Required work - Each record that follows should be repeated exactly, minus any images.

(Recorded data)
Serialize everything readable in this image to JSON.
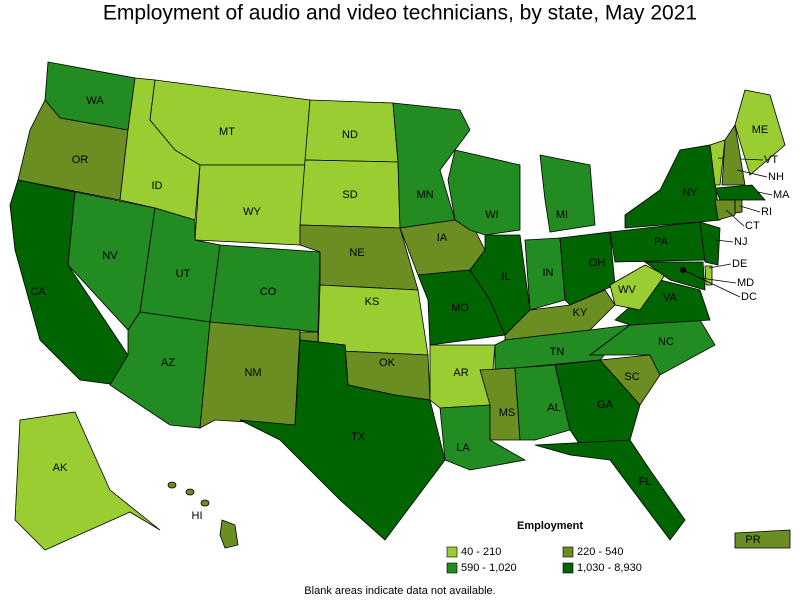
{
  "title": "Employment of audio and video technicians, by state, May 2021",
  "legend": {
    "title": "Employment",
    "items": [
      {
        "label": "40 - 210",
        "color": "#9acd32"
      },
      {
        "label": "220 - 540",
        "color": "#6b8e23"
      },
      {
        "label": "590 - 1,020",
        "color": "#228b22"
      },
      {
        "label": "1,030 - 8,930",
        "color": "#006400"
      }
    ]
  },
  "note": "Blank areas indicate data not available.",
  "states": [
    {
      "label": "WA",
      "class": 2
    },
    {
      "label": "OR",
      "class": 1
    },
    {
      "label": "CA",
      "class": 3
    },
    {
      "label": "NV",
      "class": 2
    },
    {
      "label": "ID",
      "class": 0
    },
    {
      "label": "MT",
      "class": 0
    },
    {
      "label": "WY",
      "class": 0
    },
    {
      "label": "UT",
      "class": 2
    },
    {
      "label": "CO",
      "class": 2
    },
    {
      "label": "AZ",
      "class": 2
    },
    {
      "label": "NM",
      "class": 1
    },
    {
      "label": "ND",
      "class": 0
    },
    {
      "label": "SD",
      "class": 0
    },
    {
      "label": "NE",
      "class": 1
    },
    {
      "label": "KS",
      "class": 0
    },
    {
      "label": "OK",
      "class": 1
    },
    {
      "label": "TX",
      "class": 3
    },
    {
      "label": "MN",
      "class": 2
    },
    {
      "label": "IA",
      "class": 1
    },
    {
      "label": "MO",
      "class": 3
    },
    {
      "label": "AR",
      "class": 0
    },
    {
      "label": "LA",
      "class": 2
    },
    {
      "label": "WI",
      "class": 2
    },
    {
      "label": "MI",
      "class": 2
    },
    {
      "label": "IL",
      "class": 3
    },
    {
      "label": "IN",
      "class": 2
    },
    {
      "label": "OH",
      "class": 3
    },
    {
      "label": "KY",
      "class": 1
    },
    {
      "label": "TN",
      "class": 2
    },
    {
      "label": "MS",
      "class": 1
    },
    {
      "label": "AL",
      "class": 2
    },
    {
      "label": "GA",
      "class": 3
    },
    {
      "label": "FL",
      "class": 3
    },
    {
      "label": "SC",
      "class": 1
    },
    {
      "label": "NC",
      "class": 2
    },
    {
      "label": "VA",
      "class": 3
    },
    {
      "label": "WV",
      "class": 0
    },
    {
      "label": "PA",
      "class": 3
    },
    {
      "label": "NY",
      "class": 3
    },
    {
      "label": "ME",
      "class": 0
    },
    {
      "label": "VT",
      "class": 0
    },
    {
      "label": "NH",
      "class": 1
    },
    {
      "label": "MA",
      "class": 3
    },
    {
      "label": "RI",
      "class": 1
    },
    {
      "label": "CT",
      "class": 1
    },
    {
      "label": "NJ",
      "class": 3
    },
    {
      "label": "DE",
      "class": 0
    },
    {
      "label": "MD",
      "class": 3
    },
    {
      "label": "DC",
      "class": 3
    },
    {
      "label": "AK",
      "class": 0
    },
    {
      "label": "HI",
      "class": 1
    },
    {
      "label": "PR",
      "class": 1
    }
  ]
}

Answer for the task -
Serialize everything readable in this image to JSON.
{
  "title": "Employment of audio and video technicians, by state, May 2021",
  "legend": {
    "title": "Employment",
    "items": [
      {
        "label": "40 - 210",
        "color": "#9acd32"
      },
      {
        "label": "220 - 540",
        "color": "#6b8e23"
      },
      {
        "label": "590 - 1,020",
        "color": "#228b22"
      },
      {
        "label": "1,030 - 8,930",
        "color": "#006400"
      }
    ]
  },
  "note": "Blank areas indicate data not available.",
  "states": [
    {
      "label": "WA",
      "class": 2
    },
    {
      "label": "OR",
      "class": 1
    },
    {
      "label": "CA",
      "class": 3
    },
    {
      "label": "NV",
      "class": 2
    },
    {
      "label": "ID",
      "class": 0
    },
    {
      "label": "MT",
      "class": 0
    },
    {
      "label": "WY",
      "class": 0
    },
    {
      "label": "UT",
      "class": 2
    },
    {
      "label": "CO",
      "class": 2
    },
    {
      "label": "AZ",
      "class": 2
    },
    {
      "label": "NM",
      "class": 1
    },
    {
      "label": "ND",
      "class": 0
    },
    {
      "label": "SD",
      "class": 0
    },
    {
      "label": "NE",
      "class": 1
    },
    {
      "label": "KS",
      "class": 0
    },
    {
      "label": "OK",
      "class": 1
    },
    {
      "label": "TX",
      "class": 3
    },
    {
      "label": "MN",
      "class": 2
    },
    {
      "label": "IA",
      "class": 1
    },
    {
      "label": "MO",
      "class": 3
    },
    {
      "label": "AR",
      "class": 0
    },
    {
      "label": "LA",
      "class": 2
    },
    {
      "label": "WI",
      "class": 2
    },
    {
      "label": "MI",
      "class": 2
    },
    {
      "label": "IL",
      "class": 3
    },
    {
      "label": "IN",
      "class": 2
    },
    {
      "label": "OH",
      "class": 3
    },
    {
      "label": "KY",
      "class": 1
    },
    {
      "label": "TN",
      "class": 2
    },
    {
      "label": "MS",
      "class": 1
    },
    {
      "label": "AL",
      "class": 2
    },
    {
      "label": "GA",
      "class": 3
    },
    {
      "label": "FL",
      "class": 3
    },
    {
      "label": "SC",
      "class": 1
    },
    {
      "label": "NC",
      "class": 2
    },
    {
      "label": "VA",
      "class": 3
    },
    {
      "label": "WV",
      "class": 0
    },
    {
      "label": "PA",
      "class": 3
    },
    {
      "label": "NY",
      "class": 3
    },
    {
      "label": "ME",
      "class": 0
    },
    {
      "label": "VT",
      "class": 0
    },
    {
      "label": "NH",
      "class": 1
    },
    {
      "label": "MA",
      "class": 3
    },
    {
      "label": "RI",
      "class": 1
    },
    {
      "label": "CT",
      "class": 1
    },
    {
      "label": "NJ",
      "class": 3
    },
    {
      "label": "DE",
      "class": 0
    },
    {
      "label": "MD",
      "class": 3
    },
    {
      "label": "DC",
      "class": 3
    },
    {
      "label": "AK",
      "class": 0
    },
    {
      "label": "HI",
      "class": 1
    },
    {
      "label": "PR",
      "class": 1
    }
  ]
}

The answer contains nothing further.